Using the data below, copy out all lines with the word "Total".

Figure record extracts

* * * * * * *

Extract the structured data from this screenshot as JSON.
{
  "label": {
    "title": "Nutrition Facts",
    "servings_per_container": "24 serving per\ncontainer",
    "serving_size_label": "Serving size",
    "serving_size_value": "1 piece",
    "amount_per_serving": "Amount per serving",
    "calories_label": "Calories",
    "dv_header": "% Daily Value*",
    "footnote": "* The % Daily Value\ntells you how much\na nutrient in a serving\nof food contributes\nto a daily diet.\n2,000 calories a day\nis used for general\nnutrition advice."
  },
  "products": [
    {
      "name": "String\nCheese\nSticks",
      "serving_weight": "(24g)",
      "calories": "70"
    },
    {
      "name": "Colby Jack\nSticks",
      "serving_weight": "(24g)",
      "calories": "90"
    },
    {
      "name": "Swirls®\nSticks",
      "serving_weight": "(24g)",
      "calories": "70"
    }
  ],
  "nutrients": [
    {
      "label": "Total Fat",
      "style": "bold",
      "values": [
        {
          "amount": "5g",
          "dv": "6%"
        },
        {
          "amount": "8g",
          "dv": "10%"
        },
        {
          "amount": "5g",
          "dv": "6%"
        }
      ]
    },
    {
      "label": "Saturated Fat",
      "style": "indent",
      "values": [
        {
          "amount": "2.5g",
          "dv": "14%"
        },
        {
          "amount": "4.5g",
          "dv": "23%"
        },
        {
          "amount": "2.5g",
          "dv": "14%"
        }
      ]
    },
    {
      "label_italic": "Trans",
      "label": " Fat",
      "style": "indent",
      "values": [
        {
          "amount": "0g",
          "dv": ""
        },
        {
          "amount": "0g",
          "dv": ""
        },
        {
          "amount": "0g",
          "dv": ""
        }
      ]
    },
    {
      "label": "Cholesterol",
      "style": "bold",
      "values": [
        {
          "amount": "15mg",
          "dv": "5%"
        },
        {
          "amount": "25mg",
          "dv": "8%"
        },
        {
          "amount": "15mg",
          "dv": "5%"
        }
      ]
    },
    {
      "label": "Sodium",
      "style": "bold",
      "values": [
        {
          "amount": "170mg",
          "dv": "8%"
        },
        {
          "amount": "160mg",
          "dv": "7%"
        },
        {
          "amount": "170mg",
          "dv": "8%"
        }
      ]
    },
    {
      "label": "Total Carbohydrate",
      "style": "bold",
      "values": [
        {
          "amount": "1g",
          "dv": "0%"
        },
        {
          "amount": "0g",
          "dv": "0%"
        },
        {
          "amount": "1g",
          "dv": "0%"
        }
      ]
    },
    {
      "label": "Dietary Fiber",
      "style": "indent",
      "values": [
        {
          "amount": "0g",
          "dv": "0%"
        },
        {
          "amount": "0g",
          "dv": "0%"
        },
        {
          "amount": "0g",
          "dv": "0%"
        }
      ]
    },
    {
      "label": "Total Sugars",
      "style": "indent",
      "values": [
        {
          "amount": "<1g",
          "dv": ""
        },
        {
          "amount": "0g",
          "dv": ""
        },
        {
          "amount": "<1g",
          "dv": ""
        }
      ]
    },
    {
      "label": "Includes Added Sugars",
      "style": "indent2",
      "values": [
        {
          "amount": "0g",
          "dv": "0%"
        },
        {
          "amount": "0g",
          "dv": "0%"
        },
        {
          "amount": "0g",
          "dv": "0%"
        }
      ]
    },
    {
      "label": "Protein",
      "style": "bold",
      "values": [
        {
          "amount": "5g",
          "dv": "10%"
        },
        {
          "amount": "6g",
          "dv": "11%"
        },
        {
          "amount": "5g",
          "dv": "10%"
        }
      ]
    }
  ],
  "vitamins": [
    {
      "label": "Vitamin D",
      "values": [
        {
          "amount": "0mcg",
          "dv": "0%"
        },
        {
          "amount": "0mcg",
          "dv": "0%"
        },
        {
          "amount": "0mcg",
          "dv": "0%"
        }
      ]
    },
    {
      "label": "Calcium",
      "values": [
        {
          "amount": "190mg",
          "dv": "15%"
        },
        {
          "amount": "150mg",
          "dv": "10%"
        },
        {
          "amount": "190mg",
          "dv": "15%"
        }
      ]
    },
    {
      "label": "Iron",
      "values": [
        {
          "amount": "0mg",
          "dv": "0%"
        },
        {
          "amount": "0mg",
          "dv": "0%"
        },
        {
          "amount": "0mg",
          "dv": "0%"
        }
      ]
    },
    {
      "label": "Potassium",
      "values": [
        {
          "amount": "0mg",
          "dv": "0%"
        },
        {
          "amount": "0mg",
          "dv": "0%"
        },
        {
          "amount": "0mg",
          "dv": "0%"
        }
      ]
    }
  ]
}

* * * * * * *

(Solution to the exercise):
      "label": "Total Fat",
      "label": "Total Carbohydrate",
      "label": "Total Sugars",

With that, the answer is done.